- Provided data -

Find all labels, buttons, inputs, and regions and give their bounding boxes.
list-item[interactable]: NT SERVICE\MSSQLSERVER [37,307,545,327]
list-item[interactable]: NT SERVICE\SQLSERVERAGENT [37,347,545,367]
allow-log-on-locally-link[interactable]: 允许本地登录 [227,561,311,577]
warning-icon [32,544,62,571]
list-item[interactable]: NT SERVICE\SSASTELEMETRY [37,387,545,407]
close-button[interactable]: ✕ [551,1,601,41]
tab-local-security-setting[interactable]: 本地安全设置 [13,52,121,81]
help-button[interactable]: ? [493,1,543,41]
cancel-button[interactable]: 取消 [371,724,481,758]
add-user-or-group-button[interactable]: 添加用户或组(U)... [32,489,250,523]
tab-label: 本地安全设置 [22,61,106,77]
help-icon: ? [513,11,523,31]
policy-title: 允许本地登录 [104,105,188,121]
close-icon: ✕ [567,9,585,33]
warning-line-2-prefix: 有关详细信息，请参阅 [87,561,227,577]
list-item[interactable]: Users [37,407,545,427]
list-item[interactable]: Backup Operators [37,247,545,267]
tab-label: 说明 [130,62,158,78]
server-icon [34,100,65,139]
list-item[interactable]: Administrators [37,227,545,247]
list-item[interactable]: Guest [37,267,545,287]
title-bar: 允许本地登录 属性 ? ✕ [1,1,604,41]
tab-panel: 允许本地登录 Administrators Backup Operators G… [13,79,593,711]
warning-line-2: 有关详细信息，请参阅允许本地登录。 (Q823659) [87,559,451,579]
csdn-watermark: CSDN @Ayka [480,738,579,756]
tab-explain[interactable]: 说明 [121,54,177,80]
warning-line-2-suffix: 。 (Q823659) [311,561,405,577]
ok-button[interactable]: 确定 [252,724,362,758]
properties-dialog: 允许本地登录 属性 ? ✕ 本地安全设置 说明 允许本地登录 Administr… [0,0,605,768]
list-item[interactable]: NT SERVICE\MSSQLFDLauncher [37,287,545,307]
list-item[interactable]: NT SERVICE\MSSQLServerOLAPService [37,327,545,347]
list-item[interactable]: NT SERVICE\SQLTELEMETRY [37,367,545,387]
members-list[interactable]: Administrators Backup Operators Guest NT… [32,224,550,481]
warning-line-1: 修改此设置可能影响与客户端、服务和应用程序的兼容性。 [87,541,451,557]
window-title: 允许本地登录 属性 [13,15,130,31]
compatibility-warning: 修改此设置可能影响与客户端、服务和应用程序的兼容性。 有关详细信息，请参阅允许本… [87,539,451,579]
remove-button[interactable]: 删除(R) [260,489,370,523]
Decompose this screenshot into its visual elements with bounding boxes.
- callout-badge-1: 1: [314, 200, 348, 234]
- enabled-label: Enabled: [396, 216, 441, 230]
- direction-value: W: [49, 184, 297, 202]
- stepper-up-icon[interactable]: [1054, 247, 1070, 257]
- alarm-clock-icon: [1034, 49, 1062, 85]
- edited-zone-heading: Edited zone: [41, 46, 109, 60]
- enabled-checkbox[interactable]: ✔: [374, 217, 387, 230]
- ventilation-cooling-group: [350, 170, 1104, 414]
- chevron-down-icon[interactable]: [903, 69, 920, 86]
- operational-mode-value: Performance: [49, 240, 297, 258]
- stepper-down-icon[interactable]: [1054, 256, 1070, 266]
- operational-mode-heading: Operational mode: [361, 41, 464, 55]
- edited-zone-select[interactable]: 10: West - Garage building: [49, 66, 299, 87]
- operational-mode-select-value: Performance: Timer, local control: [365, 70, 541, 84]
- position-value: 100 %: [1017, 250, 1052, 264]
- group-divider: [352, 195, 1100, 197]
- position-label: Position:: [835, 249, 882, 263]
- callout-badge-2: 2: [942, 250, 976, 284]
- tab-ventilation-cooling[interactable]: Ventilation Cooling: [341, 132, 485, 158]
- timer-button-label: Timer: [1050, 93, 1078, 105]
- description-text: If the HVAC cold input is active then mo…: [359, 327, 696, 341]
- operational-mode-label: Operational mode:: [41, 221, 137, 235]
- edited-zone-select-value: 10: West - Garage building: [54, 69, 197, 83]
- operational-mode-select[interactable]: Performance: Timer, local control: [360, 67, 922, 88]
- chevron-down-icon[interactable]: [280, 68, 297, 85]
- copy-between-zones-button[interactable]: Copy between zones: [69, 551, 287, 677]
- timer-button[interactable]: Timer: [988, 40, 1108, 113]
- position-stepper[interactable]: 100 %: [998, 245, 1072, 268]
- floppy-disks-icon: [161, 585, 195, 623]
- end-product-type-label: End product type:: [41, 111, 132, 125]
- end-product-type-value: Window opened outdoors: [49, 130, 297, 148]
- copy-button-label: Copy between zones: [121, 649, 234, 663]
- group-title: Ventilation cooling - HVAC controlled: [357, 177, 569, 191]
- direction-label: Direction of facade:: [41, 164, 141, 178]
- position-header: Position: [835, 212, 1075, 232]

- Required work -
Reproduce every line of the records above verbatim, changing nothing.

- Exercise result -
Find all labels, buttons, inputs, and regions and give their bounding boxes.
list-item[interactable]: NT SERVICE\MSSQLSERVER [37,307,545,327]
list-item[interactable]: NT SERVICE\SQLSERVERAGENT [37,347,545,367]
allow-log-on-locally-link[interactable]: 允许本地登录 [227,561,311,577]
warning-icon [32,544,62,571]
list-item[interactable]: NT SERVICE\SSASTELEMETRY [37,387,545,407]
close-button[interactable]: ✕ [551,1,601,41]
tab-local-security-setting[interactable]: 本地安全设置 [13,52,121,81]
help-button[interactable]: ? [493,1,543,41]
cancel-button[interactable]: 取消 [371,724,481,758]
add-user-or-group-button[interactable]: 添加用户或组(U)... [32,489,250,523]
tab-label: 本地安全设置 [22,61,106,77]
help-icon: ? [513,11,523,31]
policy-title: 允许本地登录 [104,105,188,121]
close-icon: ✕ [567,9,585,33]
warning-line-2-prefix: 有关详细信息，请参阅 [87,561,227,577]
list-item[interactable]: Users [37,407,545,427]
list-item[interactable]: Backup Operators [37,247,545,267]
tab-label: 说明 [130,62,158,78]
server-icon [34,100,65,139]
list-item[interactable]: Administrators [37,227,545,247]
list-item[interactable]: Guest [37,267,545,287]
title-bar: 允许本地登录 属性 ? ✕ [1,1,604,41]
tab-panel: 允许本地登录 Administrators Backup Operators G… [13,79,593,711]
warning-line-2: 有关详细信息，请参阅允许本地登录。 (Q823659) [87,559,451,579]
csdn-watermark: CSDN @Ayka [480,738,579,756]
tab-explain[interactable]: 说明 [121,54,177,80]
warning-line-2-suffix: 。 (Q823659) [311,561,405,577]
ok-button[interactable]: 确定 [252,724,362,758]
properties-dialog: 允许本地登录 属性 ? ✕ 本地安全设置 说明 允许本地登录 Administr… [0,0,605,768]
list-item[interactable]: NT SERVICE\MSSQLFDLauncher [37,287,545,307]
list-item[interactable]: NT SERVICE\MSSQLServerOLAPService [37,327,545,347]
list-item[interactable]: NT SERVICE\SQLTELEMETRY [37,367,545,387]
members-list[interactable]: Administrators Backup Operators Guest NT… [32,224,550,481]
warning-line-1: 修改此设置可能影响与客户端、服务和应用程序的兼容性。 [87,541,451,557]
window-title: 允许本地登录 属性 [13,15,130,31]
compatibility-warning: 修改此设置可能影响与客户端、服务和应用程序的兼容性。 有关详细信息，请参阅允许本… [87,539,451,579]
remove-button[interactable]: 删除(R) [260,489,370,523]
Decompose this screenshot into its visual elements with bounding boxes.
- callout-badge-1: 1: [314, 200, 348, 234]
- enabled-label: Enabled: [396, 216, 441, 230]
- direction-value: W: [49, 184, 297, 202]
- stepper-up-icon[interactable]: [1054, 247, 1070, 257]
- alarm-clock-icon: [1034, 49, 1062, 85]
- edited-zone-heading: Edited zone: [41, 46, 109, 60]
- enabled-checkbox[interactable]: ✔: [374, 217, 387, 230]
- ventilation-cooling-group: [350, 170, 1104, 414]
- chevron-down-icon[interactable]: [903, 69, 920, 86]
- operational-mode-value: Performance: [49, 240, 297, 258]
- stepper-down-icon[interactable]: [1054, 256, 1070, 266]
- operational-mode-heading: Operational mode: [361, 41, 464, 55]
- edited-zone-select[interactable]: 10: West - Garage building: [49, 66, 299, 87]
- operational-mode-select-value: Performance: Timer, local control: [365, 70, 541, 84]
- position-value: 100 %: [1017, 250, 1052, 264]
- group-divider: [352, 195, 1100, 197]
- position-label: Position:: [835, 249, 882, 263]
- callout-badge-2: 2: [942, 250, 976, 284]
- tab-ventilation-cooling[interactable]: Ventilation Cooling: [341, 132, 485, 158]
- timer-button-label: Timer: [1050, 93, 1078, 105]
- description-text: If the HVAC cold input is active then mo…: [359, 327, 696, 341]
- operational-mode-label: Operational mode:: [41, 221, 137, 235]
- edited-zone-select-value: 10: West - Garage building: [54, 69, 197, 83]
- operational-mode-select[interactable]: Performance: Timer, local control: [360, 67, 922, 88]
- chevron-down-icon[interactable]: [280, 68, 297, 85]
- copy-between-zones-button[interactable]: Copy between zones: [69, 551, 287, 677]
- timer-button[interactable]: Timer: [988, 40, 1108, 113]
- position-stepper[interactable]: 100 %: [998, 245, 1072, 268]
- floppy-disks-icon: [161, 585, 195, 623]
- end-product-type-label: End product type:: [41, 111, 132, 125]
- end-product-type-value: Window opened outdoors: [49, 130, 297, 148]
- copy-button-label: Copy between zones: [121, 649, 234, 663]
- group-title: Ventilation cooling - HVAC controlled: [357, 177, 569, 191]
- direction-label: Direction of facade:: [41, 164, 141, 178]
- position-header: Position: [835, 212, 1075, 232]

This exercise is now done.